--- Required work ---
Word for word, quote all of the material, omitting the pictures.

##### Data section #####

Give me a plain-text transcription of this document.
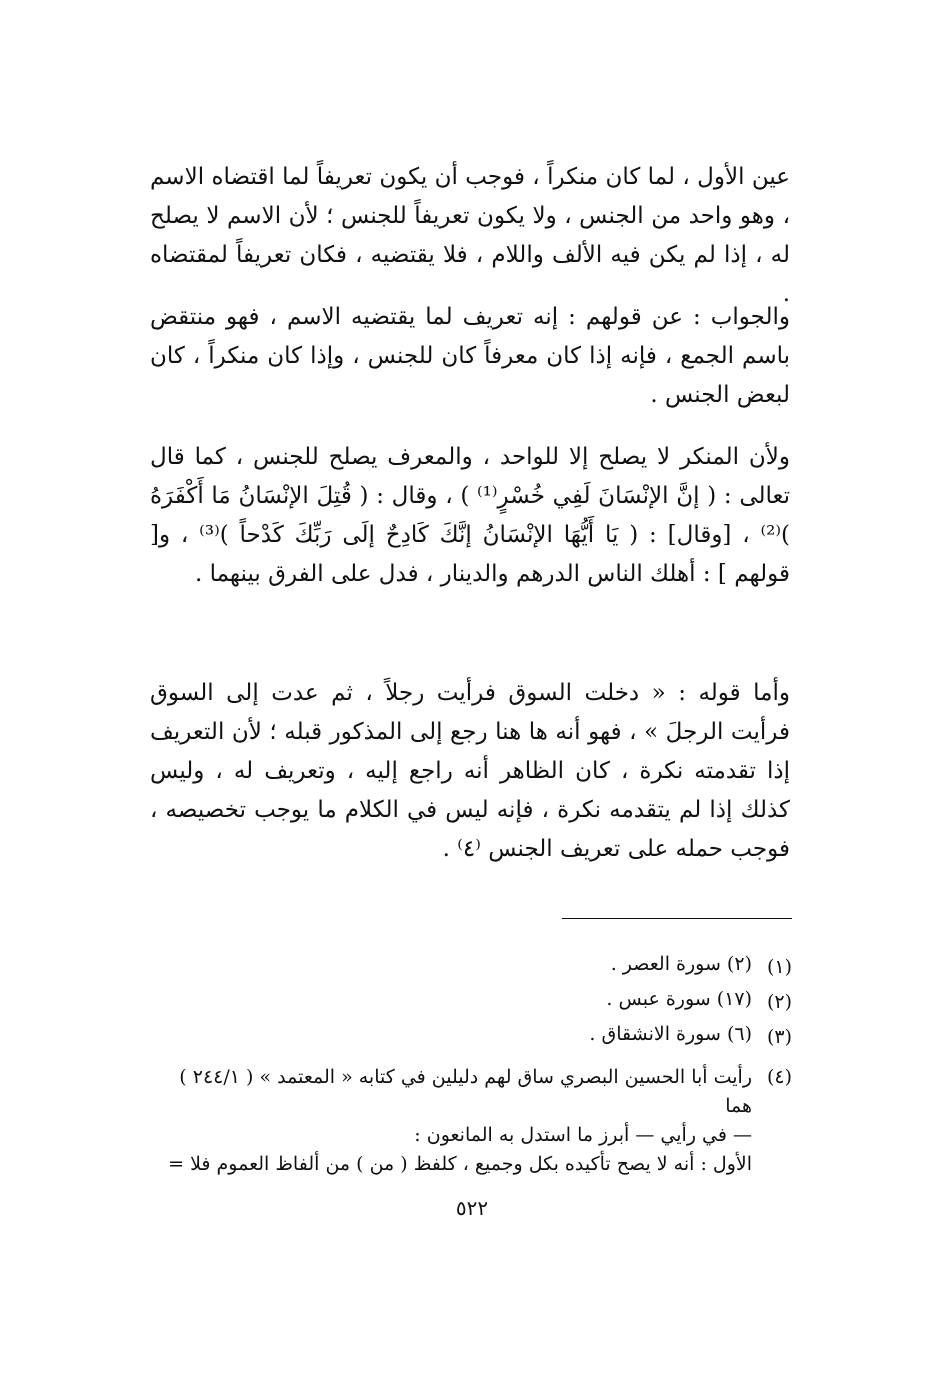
عين الأول ، لما كان منكراً ، فوجب أن يكون تعريفاً لما اقتضاه الاسم ، وهو واحد من الجنس ، ولا يكون تعريفاً للجنس ؛ لأن الاسم لا يصلح له ، إذا لم يكن فيه الألف واللام ، فلا يقتضيه ، فكان تعريفاً لمقتضاه .

والجواب : عن قولهم : إنه تعريف لما يقتضيه الاسم ، فهو منتقض باسم الجمع ، فإنه إذا كان معرفاً كان للجنس ، وإذا كان منكراً ، كان لبعض الجنس .

ولأن المنكر لا يصلح إلا للواحد ، والمعرف يصلح للجنس ، كما قال تعالى : ( إنَّ الإنْسَانَ لَفِي خُسْرٍ⁽¹⁾ ) ، وقال : ( قُتِلَ الإنْسَانُ مَا أَكْفَرَهُ )⁽²⁾ ، [وقال] : ( يَا أَيُّهَا الإنْسَانُ إنَّكَ كَادِحٌ إلَى رَبِّكَ كَدْحاً )⁽³⁾ ، و[ قولهم ] : أهلك الناس الدرهم والدينار ، فدل على الفرق بينهما .

وأما قوله : « دخلت السوق فرأيت رجلاً ، ثم عدت إلى السوق فرأيت الرجلَ » ، فهو أنه ها هنا رجع إلى المذكور قبله ؛ لأن التعريف إذا تقدمته نكرة ، كان الظاهر أنه راجع إليه ، وتعريف له ، وليس كذلك إذا لم يتقدمه نكرة ، فإنه ليس في الكلام ما يوجب تخصيصه ، فوجب حمله على تعريف الجنس ⁽٤⁾ .

(١)
(٢) سورة العصر .
(٢)
(١٧) سورة عبس .
(٣)
(٦) سورة الانشقاق .
(٤)
رأيت أبا الحسين البصري ساق لهم دليلين في كتابه « المعتمد » ( ٢٤٤/١ ) هما
— في رأيي — أبرز ما استدل به المانعون :
الأول : أنه لا يصح تأكيده بكل وجميع ، كلفظ ( من ) من ألفاظ العموم فلا =
٥٢٢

#####

--- Solution for this exercise ---
Give me a plain-text transcription of this document.
عين الأول ، لما كان منكراً ، فوجب أن يكون تعريفاً لما اقتضاه الاسم ، وهو واحد من الجنس ، ولا يكون تعريفاً للجنس ؛ لأن الاسم لا يصلح له ، إذا لم يكن فيه الألف واللام ، فلا يقتضيه ، فكان تعريفاً لمقتضاه .

والجواب : عن قولهم : إنه تعريف لما يقتضيه الاسم ، فهو منتقض باسم الجمع ، فإنه إذا كان معرفاً كان للجنس ، وإذا كان منكراً ، كان لبعض الجنس .

ولأن المنكر لا يصلح إلا للواحد ، والمعرف يصلح للجنس ، كما قال تعالى : ( إنَّ الإنْسَانَ لَفِي خُسْرٍ⁽¹⁾ ) ، وقال : ( قُتِلَ الإنْسَانُ مَا أَكْفَرَهُ )⁽²⁾ ، [وقال] : ( يَا أَيُّهَا الإنْسَانُ إنَّكَ كَادِحٌ إلَى رَبِّكَ كَدْحاً )⁽³⁾ ، و[ قولهم ] : أهلك الناس الدرهم والدينار ، فدل على الفرق بينهما .

وأما قوله : « دخلت السوق فرأيت رجلاً ، ثم عدت إلى السوق فرأيت الرجلَ » ، فهو أنه ها هنا رجع إلى المذكور قبله ؛ لأن التعريف إذا تقدمته نكرة ، كان الظاهر أنه راجع إليه ، وتعريف له ، وليس كذلك إذا لم يتقدمه نكرة ، فإنه ليس في الكلام ما يوجب تخصيصه ، فوجب حمله على تعريف الجنس ⁽٤⁾ .

(١)
(٢) سورة العصر .
(٢)
(١٧) سورة عبس .
(٣)
(٦) سورة الانشقاق .
(٤)
رأيت أبا الحسين البصري ساق لهم دليلين في كتابه « المعتمد » ( ٢٤٤/١ ) هما
— في رأيي — أبرز ما استدل به المانعون :
الأول : أنه لا يصح تأكيده بكل وجميع ، كلفظ ( من ) من ألفاظ العموم فلا =
٥٢٢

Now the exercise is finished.